▶ [Material to process]:
————————
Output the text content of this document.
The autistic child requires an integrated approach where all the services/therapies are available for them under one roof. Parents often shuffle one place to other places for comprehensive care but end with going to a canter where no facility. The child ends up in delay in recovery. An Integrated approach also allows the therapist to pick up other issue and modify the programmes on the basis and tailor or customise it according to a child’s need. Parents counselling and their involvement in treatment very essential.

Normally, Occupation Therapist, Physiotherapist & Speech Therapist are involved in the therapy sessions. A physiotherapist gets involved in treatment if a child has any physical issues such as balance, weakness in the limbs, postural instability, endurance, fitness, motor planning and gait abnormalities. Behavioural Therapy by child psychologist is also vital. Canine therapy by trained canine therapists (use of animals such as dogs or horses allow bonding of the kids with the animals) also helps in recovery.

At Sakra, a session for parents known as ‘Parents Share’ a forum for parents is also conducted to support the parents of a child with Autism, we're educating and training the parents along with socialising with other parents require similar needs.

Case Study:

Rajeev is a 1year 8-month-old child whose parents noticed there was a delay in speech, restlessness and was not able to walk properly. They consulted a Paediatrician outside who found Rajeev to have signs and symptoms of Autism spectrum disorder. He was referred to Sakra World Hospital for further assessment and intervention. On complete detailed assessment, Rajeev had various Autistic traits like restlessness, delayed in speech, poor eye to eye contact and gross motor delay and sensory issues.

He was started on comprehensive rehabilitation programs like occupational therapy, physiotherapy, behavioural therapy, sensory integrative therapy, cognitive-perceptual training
————————
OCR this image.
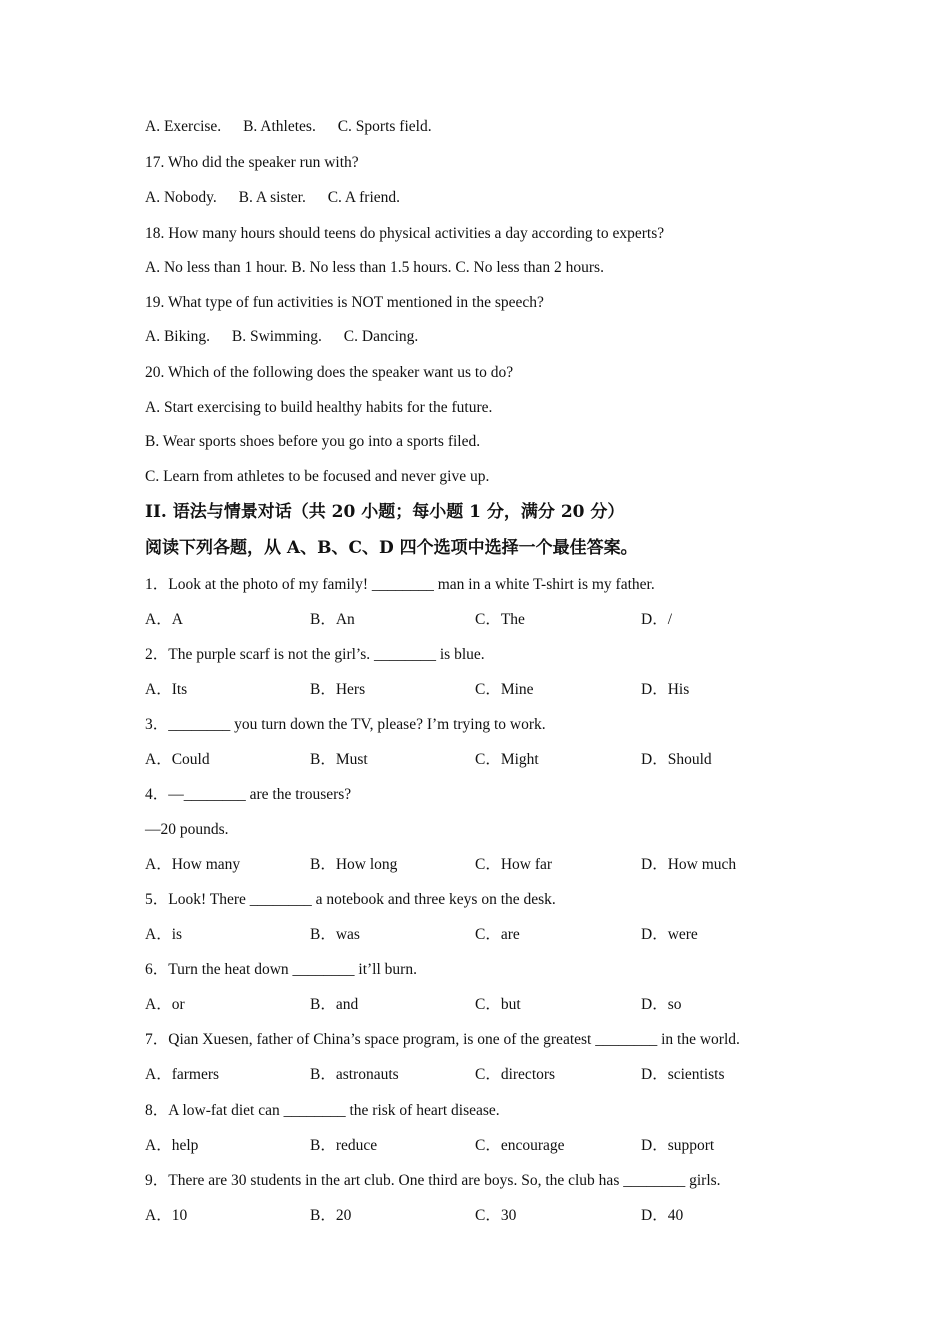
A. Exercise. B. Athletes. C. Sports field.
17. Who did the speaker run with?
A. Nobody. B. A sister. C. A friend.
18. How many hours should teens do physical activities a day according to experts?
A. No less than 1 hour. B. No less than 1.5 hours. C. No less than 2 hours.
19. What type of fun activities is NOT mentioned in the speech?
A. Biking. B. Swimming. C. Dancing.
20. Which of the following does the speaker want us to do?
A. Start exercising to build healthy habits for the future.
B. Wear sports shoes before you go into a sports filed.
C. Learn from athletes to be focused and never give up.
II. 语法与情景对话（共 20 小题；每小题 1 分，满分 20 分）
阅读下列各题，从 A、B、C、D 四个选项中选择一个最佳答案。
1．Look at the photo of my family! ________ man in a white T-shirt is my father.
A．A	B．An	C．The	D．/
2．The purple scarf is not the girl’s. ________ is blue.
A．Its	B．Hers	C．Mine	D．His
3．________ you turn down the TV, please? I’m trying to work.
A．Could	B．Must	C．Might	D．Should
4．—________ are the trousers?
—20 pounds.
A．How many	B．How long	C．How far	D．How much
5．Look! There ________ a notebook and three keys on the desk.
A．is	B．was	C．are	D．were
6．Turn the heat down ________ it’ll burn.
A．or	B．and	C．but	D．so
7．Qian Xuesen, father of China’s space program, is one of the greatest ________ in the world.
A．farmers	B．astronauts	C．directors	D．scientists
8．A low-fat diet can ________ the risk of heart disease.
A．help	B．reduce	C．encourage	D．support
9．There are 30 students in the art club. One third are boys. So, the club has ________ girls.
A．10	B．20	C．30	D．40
————————
▶ [Exercise instructions]: Select the lines in this material that hold the word "many", leaving none out.

▶ [Response]:
18. How many hours should teens do physical activities a day according to experts?
A．How many	B．How long	C．How far	D．How much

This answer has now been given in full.